Collected data entries:
begin
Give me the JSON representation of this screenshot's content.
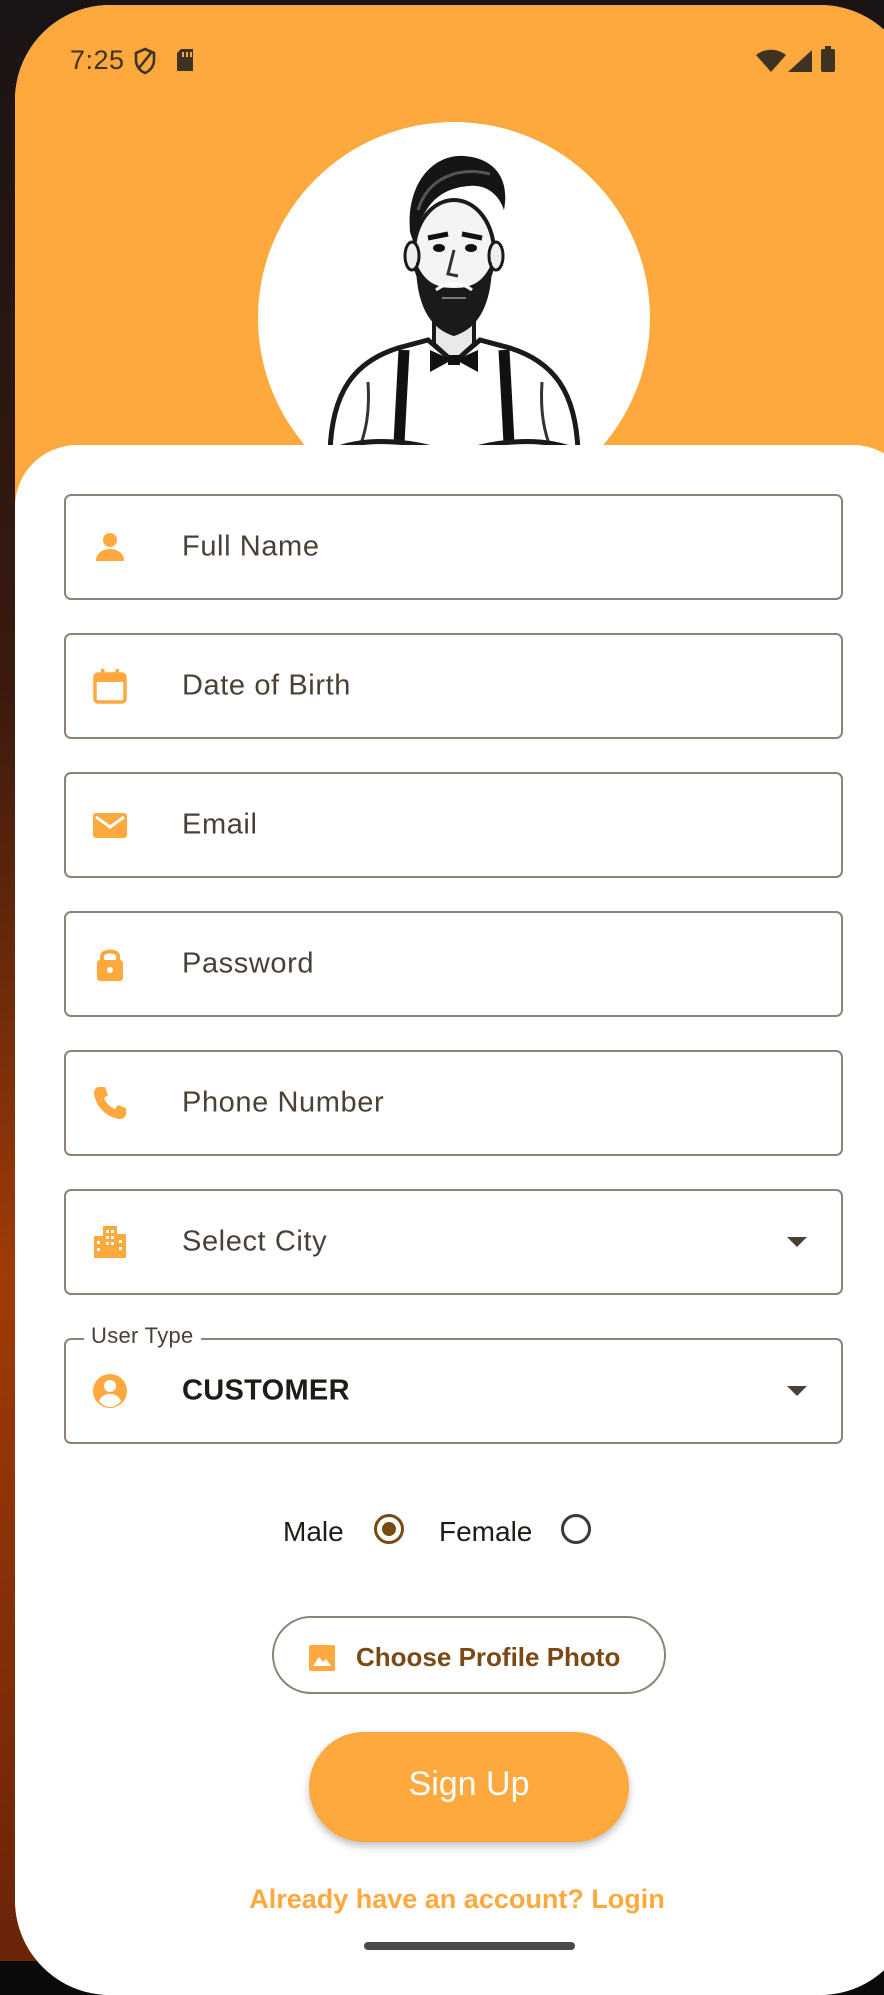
{
  "status_bar": {
    "time": "7:25",
    "icons": [
      "shield-icon",
      "sd-card-icon",
      "wifi-icon",
      "signal-icon",
      "battery-icon"
    ]
  },
  "colors": {
    "accent": "#fea93e",
    "brown_accent": "#7a4a14",
    "text": "#4a4036",
    "border": "#8c8376"
  },
  "avatar": {
    "icon": "bearded-man-illustration"
  },
  "form": {
    "full_name": {
      "placeholder": "Full Name",
      "icon": "person-icon"
    },
    "date_of_birth": {
      "placeholder": "Date of Birth",
      "icon": "calendar-icon"
    },
    "email": {
      "placeholder": "Email",
      "icon": "mail-icon"
    },
    "password": {
      "placeholder": "Password",
      "icon": "lock-icon"
    },
    "phone": {
      "placeholder": "Phone Number",
      "icon": "phone-icon"
    },
    "city": {
      "placeholder": "Select City",
      "icon": "city-icon"
    },
    "user_type": {
      "label": "User Type",
      "value": "CUSTOMER",
      "icon": "account-circle-icon"
    }
  },
  "gender": {
    "male_label": "Male",
    "female_label": "Female",
    "selected": "Male"
  },
  "photo_button": {
    "label": "Choose Profile Photo",
    "icon": "image-icon"
  },
  "signup_button": {
    "label": "Sign Up"
  },
  "login_link": {
    "label": "Already have an account? Login"
  }
}
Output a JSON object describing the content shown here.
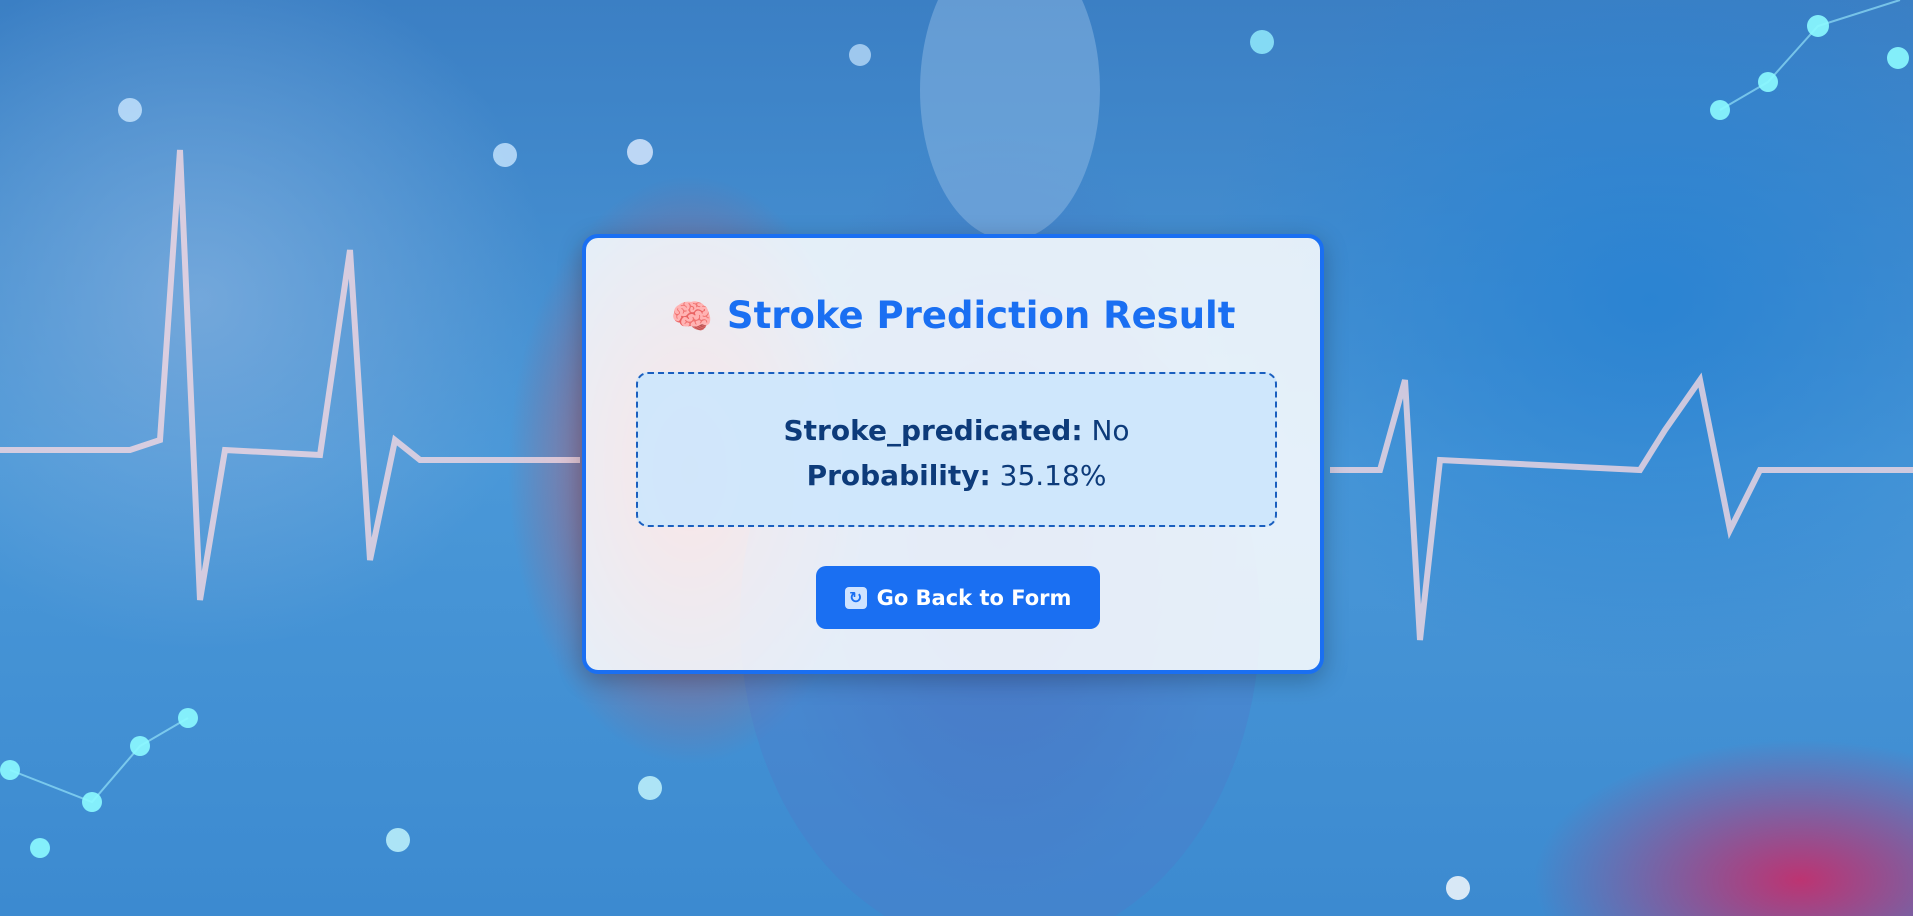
{
  "colors": {
    "accent": "#1a6ff2",
    "result_text": "#0d3b7a",
    "result_bg": "#cde6fc"
  },
  "card": {
    "title_icon": "brain-icon",
    "title": "Stroke Prediction Result"
  },
  "result": {
    "stroke_label": "Stroke_predicated:",
    "stroke_value": "No",
    "probability_label": "Probability:",
    "probability_value": "35.18%"
  },
  "actions": {
    "back_icon": "repeat-icon",
    "back_label": "Go Back to Form"
  }
}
end
### What to do:
Output the records above exactly; leave out the pictures.

### Result for this exercise:
Give me the JSON representation of this screenshot's content.
{
  "status_bar": {
    "time": "7:25",
    "icons": [
      "shield-icon",
      "sd-card-icon",
      "wifi-icon",
      "signal-icon",
      "battery-icon"
    ]
  },
  "colors": {
    "accent": "#fea93e",
    "brown_accent": "#7a4a14",
    "text": "#4a4036",
    "border": "#8c8376"
  },
  "avatar": {
    "icon": "bearded-man-illustration"
  },
  "form": {
    "full_name": {
      "placeholder": "Full Name",
      "icon": "person-icon"
    },
    "date_of_birth": {
      "placeholder": "Date of Birth",
      "icon": "calendar-icon"
    },
    "email": {
      "placeholder": "Email",
      "icon": "mail-icon"
    },
    "password": {
      "placeholder": "Password",
      "icon": "lock-icon"
    },
    "phone": {
      "placeholder": "Phone Number",
      "icon": "phone-icon"
    },
    "city": {
      "placeholder": "Select City",
      "icon": "city-icon"
    },
    "user_type": {
      "label": "User Type",
      "value": "CUSTOMER",
      "icon": "account-circle-icon"
    }
  },
  "gender": {
    "male_label": "Male",
    "female_label": "Female",
    "selected": "Male"
  },
  "photo_button": {
    "label": "Choose Profile Photo",
    "icon": "image-icon"
  },
  "signup_button": {
    "label": "Sign Up"
  },
  "login_link": {
    "label": "Already have an account? Login"
  }
}
Output a JSON object describing the content shown here.
{
  "colors": {
    "accent": "#1a6ff2",
    "result_text": "#0d3b7a",
    "result_bg": "#cde6fc"
  },
  "card": {
    "title_icon": "brain-icon",
    "title": "Stroke Prediction Result"
  },
  "result": {
    "stroke_label": "Stroke_predicated:",
    "stroke_value": "No",
    "probability_label": "Probability:",
    "probability_value": "35.18%"
  },
  "actions": {
    "back_icon": "repeat-icon",
    "back_label": "Go Back to Form"
  }
}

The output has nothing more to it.